Short exercise ▸
Emit the entire listing verbatim.

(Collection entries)

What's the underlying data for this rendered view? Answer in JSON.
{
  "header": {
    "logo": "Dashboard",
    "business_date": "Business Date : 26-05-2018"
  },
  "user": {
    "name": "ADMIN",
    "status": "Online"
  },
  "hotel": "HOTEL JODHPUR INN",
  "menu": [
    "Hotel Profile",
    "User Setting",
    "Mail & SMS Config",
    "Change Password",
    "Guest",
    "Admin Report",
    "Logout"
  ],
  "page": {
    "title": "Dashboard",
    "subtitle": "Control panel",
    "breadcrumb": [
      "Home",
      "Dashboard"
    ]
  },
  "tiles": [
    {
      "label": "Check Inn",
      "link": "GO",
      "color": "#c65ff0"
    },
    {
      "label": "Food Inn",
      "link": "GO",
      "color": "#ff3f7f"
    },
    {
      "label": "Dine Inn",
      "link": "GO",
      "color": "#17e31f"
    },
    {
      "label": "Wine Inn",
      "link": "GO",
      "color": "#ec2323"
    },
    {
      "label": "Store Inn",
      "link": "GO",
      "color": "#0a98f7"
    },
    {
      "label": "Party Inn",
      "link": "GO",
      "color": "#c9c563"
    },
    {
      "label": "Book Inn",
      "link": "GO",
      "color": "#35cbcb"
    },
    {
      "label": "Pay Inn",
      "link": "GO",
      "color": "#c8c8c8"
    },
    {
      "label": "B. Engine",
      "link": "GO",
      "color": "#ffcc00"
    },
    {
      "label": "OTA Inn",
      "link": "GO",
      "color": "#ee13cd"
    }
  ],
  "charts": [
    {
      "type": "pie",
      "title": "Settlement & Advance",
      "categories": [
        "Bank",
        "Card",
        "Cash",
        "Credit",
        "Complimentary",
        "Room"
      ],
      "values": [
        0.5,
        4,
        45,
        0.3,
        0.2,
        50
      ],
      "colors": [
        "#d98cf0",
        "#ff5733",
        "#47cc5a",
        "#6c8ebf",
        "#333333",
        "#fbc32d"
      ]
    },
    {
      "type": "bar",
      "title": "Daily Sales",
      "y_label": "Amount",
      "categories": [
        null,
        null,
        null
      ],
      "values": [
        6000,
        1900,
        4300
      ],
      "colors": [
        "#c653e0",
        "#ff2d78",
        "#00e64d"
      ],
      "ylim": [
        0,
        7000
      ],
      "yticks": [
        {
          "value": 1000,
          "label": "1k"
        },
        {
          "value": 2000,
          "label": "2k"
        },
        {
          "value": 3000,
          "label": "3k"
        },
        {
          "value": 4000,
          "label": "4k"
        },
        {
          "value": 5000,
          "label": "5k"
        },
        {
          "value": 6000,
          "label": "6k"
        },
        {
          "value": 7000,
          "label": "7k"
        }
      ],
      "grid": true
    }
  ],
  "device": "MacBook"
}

Solution below ▸
What's the underlying data for this rendered view? Answer in JSON.
{
  "header": {
    "logo": "Dashboard",
    "business_date": "Business Date : 26-05-2018"
  },
  "user": {
    "name": "ADMIN",
    "status": "Online"
  },
  "hotel": "HOTEL JODHPUR INN",
  "menu": [
    "Hotel Profile",
    "User Setting",
    "Mail & SMS Config",
    "Change Password",
    "Guest",
    "Admin Report",
    "Logout"
  ],
  "page": {
    "title": "Dashboard",
    "subtitle": "Control panel",
    "breadcrumb": [
      "Home",
      "Dashboard"
    ]
  },
  "tiles": [
    {
      "label": "Check Inn",
      "link": "GO",
      "color": "#c65ff0"
    },
    {
      "label": "Food Inn",
      "link": "GO",
      "color": "#ff3f7f"
    },
    {
      "label": "Dine Inn",
      "link": "GO",
      "color": "#17e31f"
    },
    {
      "label": "Wine Inn",
      "link": "GO",
      "color": "#ec2323"
    },
    {
      "label": "Store Inn",
      "link": "GO",
      "color": "#0a98f7"
    },
    {
      "label": "Party Inn",
      "link": "GO",
      "color": "#c9c563"
    },
    {
      "label": "Book Inn",
      "link": "GO",
      "color": "#35cbcb"
    },
    {
      "label": "Pay Inn",
      "link": "GO",
      "color": "#c8c8c8"
    },
    {
      "label": "B. Engine",
      "link": "GO",
      "color": "#ffcc00"
    },
    {
      "label": "OTA Inn",
      "link": "GO",
      "color": "#ee13cd"
    }
  ],
  "charts": [
    {
      "type": "pie",
      "title": "Settlement & Advance",
      "categories": [
        "Bank",
        "Card",
        "Cash",
        "Credit",
        "Complimentary",
        "Room"
      ],
      "values": [
        0.5,
        4,
        45,
        0.3,
        0.2,
        50
      ],
      "colors": [
        "#d98cf0",
        "#ff5733",
        "#47cc5a",
        "#6c8ebf",
        "#333333",
        "#fbc32d"
      ]
    },
    {
      "type": "bar",
      "title": "Daily Sales",
      "y_label": "Amount",
      "categories": [
        null,
        null,
        null
      ],
      "values": [
        6000,
        1900,
        4300
      ],
      "colors": [
        "#c653e0",
        "#ff2d78",
        "#00e64d"
      ],
      "ylim": [
        0,
        7000
      ],
      "yticks": [
        {
          "value": 1000,
          "label": "1k"
        },
        {
          "value": 2000,
          "label": "2k"
        },
        {
          "value": 3000,
          "label": "3k"
        },
        {
          "value": 4000,
          "label": "4k"
        },
        {
          "value": 5000,
          "label": "5k"
        },
        {
          "value": 6000,
          "label": "6k"
        },
        {
          "value": 7000,
          "label": "7k"
        }
      ],
      "grid": true
    }
  ],
  "device": "MacBook"
}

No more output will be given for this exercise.